*Task details*
Locate the lines where "plastic" occurs and copy them as they stand.

[start Records for this task]

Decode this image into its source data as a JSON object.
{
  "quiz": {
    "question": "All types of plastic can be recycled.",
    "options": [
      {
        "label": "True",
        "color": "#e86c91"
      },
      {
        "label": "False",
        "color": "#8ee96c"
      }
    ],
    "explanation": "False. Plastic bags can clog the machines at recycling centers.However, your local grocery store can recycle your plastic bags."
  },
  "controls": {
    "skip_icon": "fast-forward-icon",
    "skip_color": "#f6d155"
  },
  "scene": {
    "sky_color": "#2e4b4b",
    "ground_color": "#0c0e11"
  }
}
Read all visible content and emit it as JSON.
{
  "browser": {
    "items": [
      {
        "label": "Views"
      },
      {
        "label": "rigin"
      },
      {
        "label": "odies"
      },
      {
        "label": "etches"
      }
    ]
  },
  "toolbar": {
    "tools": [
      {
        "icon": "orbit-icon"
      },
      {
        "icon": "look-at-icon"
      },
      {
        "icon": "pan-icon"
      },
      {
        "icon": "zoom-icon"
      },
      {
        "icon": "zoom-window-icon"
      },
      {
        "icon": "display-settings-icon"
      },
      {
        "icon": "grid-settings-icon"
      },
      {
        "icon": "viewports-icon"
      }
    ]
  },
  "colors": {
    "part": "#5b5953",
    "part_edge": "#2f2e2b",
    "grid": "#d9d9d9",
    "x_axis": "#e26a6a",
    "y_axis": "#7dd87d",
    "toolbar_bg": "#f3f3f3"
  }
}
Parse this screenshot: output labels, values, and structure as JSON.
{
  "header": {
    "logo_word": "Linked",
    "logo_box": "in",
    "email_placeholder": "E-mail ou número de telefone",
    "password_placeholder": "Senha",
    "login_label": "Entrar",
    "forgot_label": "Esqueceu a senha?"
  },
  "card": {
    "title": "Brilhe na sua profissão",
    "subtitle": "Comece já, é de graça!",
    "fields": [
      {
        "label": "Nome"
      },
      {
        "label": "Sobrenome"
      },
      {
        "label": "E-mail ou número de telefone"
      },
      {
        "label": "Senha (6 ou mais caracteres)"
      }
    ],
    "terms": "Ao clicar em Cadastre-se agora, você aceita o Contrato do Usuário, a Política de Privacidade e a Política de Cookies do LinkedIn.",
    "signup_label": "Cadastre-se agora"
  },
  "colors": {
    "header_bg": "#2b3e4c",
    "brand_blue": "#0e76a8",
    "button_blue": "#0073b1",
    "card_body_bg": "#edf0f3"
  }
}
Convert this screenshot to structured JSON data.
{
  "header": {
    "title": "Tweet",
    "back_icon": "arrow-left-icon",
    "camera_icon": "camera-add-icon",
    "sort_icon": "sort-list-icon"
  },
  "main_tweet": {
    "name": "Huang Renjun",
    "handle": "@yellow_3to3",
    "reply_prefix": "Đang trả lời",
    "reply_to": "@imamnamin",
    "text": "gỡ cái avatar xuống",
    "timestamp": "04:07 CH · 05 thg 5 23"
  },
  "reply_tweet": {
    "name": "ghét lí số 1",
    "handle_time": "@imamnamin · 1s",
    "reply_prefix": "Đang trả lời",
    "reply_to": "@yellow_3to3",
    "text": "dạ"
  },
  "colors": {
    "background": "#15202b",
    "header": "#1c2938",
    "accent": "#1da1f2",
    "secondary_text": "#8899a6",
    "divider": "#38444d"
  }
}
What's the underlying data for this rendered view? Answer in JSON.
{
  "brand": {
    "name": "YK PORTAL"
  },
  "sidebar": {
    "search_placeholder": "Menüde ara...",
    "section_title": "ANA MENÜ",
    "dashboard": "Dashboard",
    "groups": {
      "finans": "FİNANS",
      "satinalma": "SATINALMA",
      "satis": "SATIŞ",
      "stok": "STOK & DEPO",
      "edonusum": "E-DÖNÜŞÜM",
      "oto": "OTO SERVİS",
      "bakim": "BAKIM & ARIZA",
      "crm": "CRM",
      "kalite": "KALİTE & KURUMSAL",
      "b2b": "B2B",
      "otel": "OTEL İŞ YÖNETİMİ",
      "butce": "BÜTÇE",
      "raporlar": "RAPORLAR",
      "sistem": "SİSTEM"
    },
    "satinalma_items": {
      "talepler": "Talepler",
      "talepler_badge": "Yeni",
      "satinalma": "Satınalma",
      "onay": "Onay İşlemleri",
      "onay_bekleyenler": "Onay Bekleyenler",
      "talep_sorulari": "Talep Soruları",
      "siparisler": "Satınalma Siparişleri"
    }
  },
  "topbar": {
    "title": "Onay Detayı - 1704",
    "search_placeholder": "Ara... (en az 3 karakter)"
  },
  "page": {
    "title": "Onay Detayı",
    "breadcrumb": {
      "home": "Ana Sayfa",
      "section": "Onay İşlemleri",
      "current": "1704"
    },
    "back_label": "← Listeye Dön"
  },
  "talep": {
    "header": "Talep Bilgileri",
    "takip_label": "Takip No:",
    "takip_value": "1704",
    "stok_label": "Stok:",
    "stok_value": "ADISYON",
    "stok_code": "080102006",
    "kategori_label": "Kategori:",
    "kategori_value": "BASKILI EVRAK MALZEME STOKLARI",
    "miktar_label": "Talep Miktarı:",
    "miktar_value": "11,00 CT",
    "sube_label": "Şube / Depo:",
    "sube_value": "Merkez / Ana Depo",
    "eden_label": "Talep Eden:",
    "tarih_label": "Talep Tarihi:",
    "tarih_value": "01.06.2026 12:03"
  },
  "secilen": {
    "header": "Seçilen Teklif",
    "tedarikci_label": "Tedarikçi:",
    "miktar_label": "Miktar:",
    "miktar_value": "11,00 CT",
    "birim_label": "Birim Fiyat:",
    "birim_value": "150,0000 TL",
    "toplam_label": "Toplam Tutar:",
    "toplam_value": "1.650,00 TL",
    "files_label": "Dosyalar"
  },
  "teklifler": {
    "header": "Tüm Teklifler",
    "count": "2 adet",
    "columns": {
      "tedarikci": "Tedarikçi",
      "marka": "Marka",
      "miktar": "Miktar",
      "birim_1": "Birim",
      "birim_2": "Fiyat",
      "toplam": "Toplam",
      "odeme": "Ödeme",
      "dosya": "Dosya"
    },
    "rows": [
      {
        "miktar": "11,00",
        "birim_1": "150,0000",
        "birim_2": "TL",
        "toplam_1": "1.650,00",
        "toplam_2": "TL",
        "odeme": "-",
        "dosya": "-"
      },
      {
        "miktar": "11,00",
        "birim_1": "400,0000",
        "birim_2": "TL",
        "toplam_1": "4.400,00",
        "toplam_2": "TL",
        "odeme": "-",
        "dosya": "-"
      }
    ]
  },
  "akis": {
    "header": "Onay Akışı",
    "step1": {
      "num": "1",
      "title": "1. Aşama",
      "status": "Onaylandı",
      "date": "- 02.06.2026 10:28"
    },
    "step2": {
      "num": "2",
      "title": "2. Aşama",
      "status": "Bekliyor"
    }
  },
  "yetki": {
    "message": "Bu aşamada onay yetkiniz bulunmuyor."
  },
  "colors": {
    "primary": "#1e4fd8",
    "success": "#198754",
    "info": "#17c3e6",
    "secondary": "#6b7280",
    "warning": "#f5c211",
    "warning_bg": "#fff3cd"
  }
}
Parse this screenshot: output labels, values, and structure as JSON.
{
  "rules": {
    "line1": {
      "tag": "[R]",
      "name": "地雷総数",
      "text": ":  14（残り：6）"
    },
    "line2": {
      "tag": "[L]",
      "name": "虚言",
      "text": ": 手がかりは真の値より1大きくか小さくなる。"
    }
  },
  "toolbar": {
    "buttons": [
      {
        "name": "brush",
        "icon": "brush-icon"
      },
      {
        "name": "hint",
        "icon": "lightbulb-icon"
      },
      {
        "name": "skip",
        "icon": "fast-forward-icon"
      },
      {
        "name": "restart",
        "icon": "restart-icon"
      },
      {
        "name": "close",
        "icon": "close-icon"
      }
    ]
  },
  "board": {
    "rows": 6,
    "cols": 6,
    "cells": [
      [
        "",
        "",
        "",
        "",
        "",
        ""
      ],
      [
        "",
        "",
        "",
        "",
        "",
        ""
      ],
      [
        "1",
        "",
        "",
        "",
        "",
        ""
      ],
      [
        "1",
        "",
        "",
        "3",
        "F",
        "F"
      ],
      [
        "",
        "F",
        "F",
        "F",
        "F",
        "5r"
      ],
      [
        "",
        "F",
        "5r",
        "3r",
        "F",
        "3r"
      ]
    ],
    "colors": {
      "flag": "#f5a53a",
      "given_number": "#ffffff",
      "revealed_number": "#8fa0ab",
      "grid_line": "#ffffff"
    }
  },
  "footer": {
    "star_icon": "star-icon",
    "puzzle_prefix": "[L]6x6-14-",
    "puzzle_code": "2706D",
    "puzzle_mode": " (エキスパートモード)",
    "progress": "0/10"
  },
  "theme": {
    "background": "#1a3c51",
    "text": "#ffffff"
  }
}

[end Records for this task]

*Solved exercise*
    "question": "All types of plastic can be recycled.",
    "explanation": "False. Plastic bags can clog the machines at recycling centers.However, your local grocery store can recycle your plastic bags."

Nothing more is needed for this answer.